→ Challenge
From the records, pick out and copy each line containing "color".

┄┄┄┄┄┄┄┄┄┄

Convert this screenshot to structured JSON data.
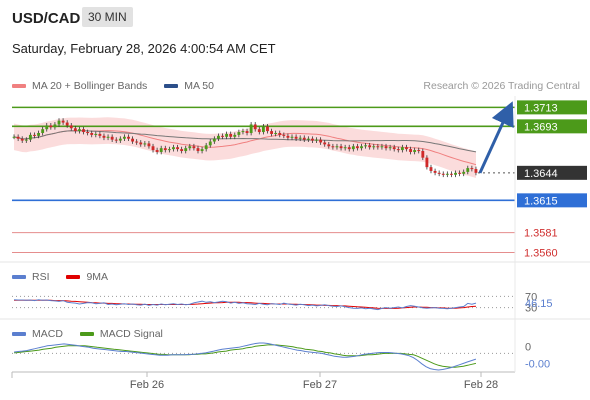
{
  "header": {
    "pair": "USD/CAD",
    "timeframe": "30 MIN",
    "datetime": "Saturday, February 28, 2026 4:00:54 AM CET"
  },
  "legend": {
    "bollinger": {
      "label": "MA 20 + Bollinger Bands",
      "color": "#f08080"
    },
    "ma50": {
      "label": "MA 50",
      "color": "#2c4f8a"
    },
    "credit": "Research © 2026 Trading Central"
  },
  "rsi_legend": {
    "rsi": {
      "label": "RSI",
      "color": "#5b7fcf"
    },
    "ma9": {
      "label": "9MA",
      "color": "#e00000"
    }
  },
  "macd_legend": {
    "macd": {
      "label": "MACD",
      "color": "#5b7fcf"
    },
    "signal": {
      "label": "MACD Signal",
      "color": "#4c9a1a"
    }
  },
  "chart_data": [
    {
      "type": "candlestick",
      "ylim": [
        1.355,
        1.3725
      ],
      "levels": [
        {
          "value": 1.3713,
          "label": "1.3713",
          "style": "green-box",
          "color": "#4c9a1a"
        },
        {
          "value": 1.3693,
          "label": "1.3693",
          "style": "green-box",
          "color": "#4c9a1a"
        },
        {
          "value": 1.3644,
          "label": "1.3644",
          "style": "current",
          "color": "#333333"
        },
        {
          "value": 1.3615,
          "label": "1.3615",
          "style": "blue-box",
          "color": "#2f6fd6"
        },
        {
          "value": 1.3581,
          "label": "1.3581",
          "style": "red-text",
          "color": "#d03030"
        },
        {
          "value": 1.356,
          "label": "1.3560",
          "style": "red-text",
          "color": "#d03030"
        }
      ],
      "x_ticks": [
        "Feb 26",
        "Feb 27",
        "Feb 28"
      ],
      "close": [
        1.3682,
        1.368,
        1.3678,
        1.3679,
        1.3684,
        1.3683,
        1.3686,
        1.369,
        1.3694,
        1.3692,
        1.3695,
        1.3699,
        1.3697,
        1.3694,
        1.3691,
        1.3688,
        1.369,
        1.3687,
        1.3686,
        1.3684,
        1.3685,
        1.3683,
        1.3681,
        1.3682,
        1.3679,
        1.3678,
        1.368,
        1.3682,
        1.368,
        1.3677,
        1.3676,
        1.3674,
        1.3675,
        1.3672,
        1.3668,
        1.3666,
        1.367,
        1.3668,
        1.3669,
        1.3671,
        1.3669,
        1.3667,
        1.367,
        1.3672,
        1.367,
        1.3667,
        1.3669,
        1.3673,
        1.3677,
        1.368,
        1.3683,
        1.3682,
        1.3685,
        1.3682,
        1.3684,
        1.3687,
        1.3688,
        1.3686,
        1.3695,
        1.369,
        1.3687,
        1.3693,
        1.3688,
        1.3685,
        1.3686,
        1.3684,
        1.3683,
        1.3681,
        1.3682,
        1.368,
        1.3681,
        1.3679,
        1.368,
        1.3678,
        1.3679,
        1.3676,
        1.3674,
        1.3672,
        1.3671,
        1.3672,
        1.367,
        1.3671,
        1.3669,
        1.3672,
        1.367,
        1.3672,
        1.3673,
        1.3671,
        1.3672,
        1.3671,
        1.3672,
        1.367,
        1.3671,
        1.3669,
        1.3668,
        1.3671,
        1.3669,
        1.3666,
        1.3668,
        1.3667,
        1.366,
        1.365,
        1.3646,
        1.3644,
        1.3643,
        1.3642,
        1.3643,
        1.3642,
        1.3644,
        1.3643,
        1.3645,
        1.3649,
        1.3648,
        1.3644
      ],
      "bands": {
        "upper_offset": 0.0014,
        "lower_offset": 0.0014
      }
    },
    {
      "type": "line",
      "name": "RSI",
      "ylim": [
        0,
        100
      ],
      "ticks": [
        {
          "value": 70,
          "label": "70"
        },
        {
          "value": 30,
          "label": "30"
        }
      ],
      "last_label": "46.15",
      "rsi": [
        58,
        57,
        57,
        56,
        57,
        55,
        58,
        56,
        57,
        55,
        54,
        52,
        55,
        49,
        47,
        46,
        43,
        45,
        48,
        47,
        44,
        45,
        47,
        41,
        43,
        40,
        42,
        44,
        41,
        43,
        40,
        39,
        42,
        38,
        41,
        39,
        43,
        40,
        42,
        44,
        41,
        43,
        40,
        42,
        47,
        50,
        53,
        49,
        51,
        48,
        50,
        53,
        51,
        46,
        49,
        45,
        47,
        44,
        43,
        41,
        45,
        42,
        40,
        44,
        43,
        41,
        46,
        43,
        41,
        39,
        42,
        40,
        37,
        39,
        36,
        38,
        40,
        37,
        35,
        34,
        36,
        33,
        30,
        28,
        27,
        29,
        26,
        28,
        25,
        23,
        27,
        30,
        28,
        30,
        32,
        29,
        34,
        37,
        35,
        32,
        29,
        28,
        29,
        30,
        28,
        27,
        26,
        28,
        30,
        32,
        34,
        45,
        42,
        46
      ],
      "ma9": [
        56,
        56,
        56,
        56,
        56,
        56,
        56,
        56,
        56,
        56,
        55,
        55,
        55,
        54,
        53,
        52,
        51,
        50,
        49,
        48,
        47,
        46,
        46,
        45,
        45,
        44,
        44,
        43,
        43,
        42,
        42,
        42,
        41,
        41,
        41,
        41,
        41,
        41,
        41,
        41,
        41,
        41,
        41,
        41,
        42,
        43,
        44,
        45,
        46,
        47,
        47,
        48,
        49,
        49,
        49,
        49,
        48,
        48,
        47,
        46,
        45,
        45,
        44,
        44,
        43,
        43,
        43,
        43,
        42,
        42,
        41,
        41,
        40,
        40,
        39,
        39,
        38,
        38,
        37,
        37,
        36,
        36,
        35,
        34,
        33,
        32,
        31,
        30,
        29,
        28,
        27,
        27,
        27,
        27,
        28,
        29,
        30,
        31,
        32,
        32,
        31,
        31,
        30,
        30,
        29,
        29,
        28,
        28,
        28,
        29,
        30,
        32,
        34,
        35
      ]
    },
    {
      "type": "line",
      "name": "MACD",
      "ticks": [
        {
          "value": 0,
          "label": "0"
        }
      ],
      "last_label": "-0.00",
      "macd": [
        0.3,
        0.4,
        0.5,
        0.6,
        0.8,
        1.0,
        1.2,
        1.4,
        1.6,
        1.7,
        1.8,
        1.9,
        2.0,
        1.9,
        1.8,
        1.7,
        1.5,
        1.4,
        1.3,
        1.1,
        1.0,
        0.9,
        0.8,
        0.7,
        0.6,
        0.5,
        0.4,
        0.4,
        0.3,
        0.2,
        0.1,
        0.0,
        -0.1,
        -0.2,
        -0.3,
        -0.4,
        -0.4,
        -0.4,
        -0.3,
        -0.3,
        -0.3,
        -0.3,
        -0.2,
        -0.2,
        -0.1,
        0.0,
        0.1,
        0.3,
        0.5,
        0.7,
        0.9,
        1.0,
        1.1,
        1.2,
        1.3,
        1.5,
        1.7,
        1.9,
        2.1,
        2.2,
        2.2,
        2.1,
        1.9,
        1.7,
        1.5,
        1.3,
        1.1,
        0.9,
        0.7,
        0.6,
        0.4,
        0.3,
        0.2,
        0.1,
        0.0,
        -0.2,
        -0.4,
        -0.6,
        -0.7,
        -0.8,
        -0.8,
        -0.7,
        -0.6,
        -0.4,
        -0.2,
        -0.1,
        0.0,
        0.1,
        0.2,
        0.2,
        0.2,
        0.1,
        0.0,
        -0.1,
        -0.3,
        -0.5,
        -0.9,
        -1.5,
        -2.2,
        -2.8,
        -3.2,
        -3.4,
        -3.5,
        -3.4,
        -3.2,
        -3.0,
        -2.7,
        -2.4,
        -2.1,
        -1.8,
        -1.5,
        -1.2
      ],
      "signal": [
        0.1,
        0.2,
        0.3,
        0.4,
        0.5,
        0.6,
        0.7,
        0.9,
        1.0,
        1.1,
        1.3,
        1.4,
        1.5,
        1.6,
        1.6,
        1.6,
        1.6,
        1.6,
        1.5,
        1.4,
        1.3,
        1.2,
        1.1,
        1.0,
        0.9,
        0.8,
        0.7,
        0.6,
        0.5,
        0.4,
        0.3,
        0.2,
        0.1,
        0.0,
        -0.1,
        -0.2,
        -0.2,
        -0.3,
        -0.3,
        -0.3,
        -0.3,
        -0.3,
        -0.3,
        -0.2,
        -0.2,
        -0.1,
        -0.1,
        0.0,
        0.1,
        0.3,
        0.4,
        0.5,
        0.7,
        0.8,
        0.9,
        1.0,
        1.2,
        1.3,
        1.5,
        1.6,
        1.7,
        1.8,
        1.8,
        1.8,
        1.7,
        1.6,
        1.5,
        1.4,
        1.2,
        1.1,
        0.9,
        0.8,
        0.7,
        0.5,
        0.4,
        0.2,
        0.1,
        -0.1,
        -0.2,
        -0.4,
        -0.5,
        -0.5,
        -0.5,
        -0.5,
        -0.4,
        -0.3,
        -0.3,
        -0.2,
        -0.1,
        0.0,
        0.0,
        0.0,
        0.0,
        0.0,
        -0.1,
        -0.2,
        -0.3,
        -0.6,
        -1.0,
        -1.4,
        -1.8,
        -2.2,
        -2.5,
        -2.7,
        -2.8,
        -2.9,
        -2.9,
        -2.8,
        -2.7,
        -2.5,
        -2.3,
        -2.1
      ]
    }
  ]
}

┄┄┄┄┄┄┄┄┄┄

→ Answer below
      "color": "#f08080"
      "color": "#2c4f8a"
      "color": "#5b7fcf"
      "color": "#e00000"
      "color": "#5b7fcf"
      "color": "#4c9a1a"
          "color": "#4c9a1a"
          "color": "#4c9a1a"
          "color": "#333333"
          "color": "#2f6fd6"
          "color": "#d03030"
          "color": "#d03030"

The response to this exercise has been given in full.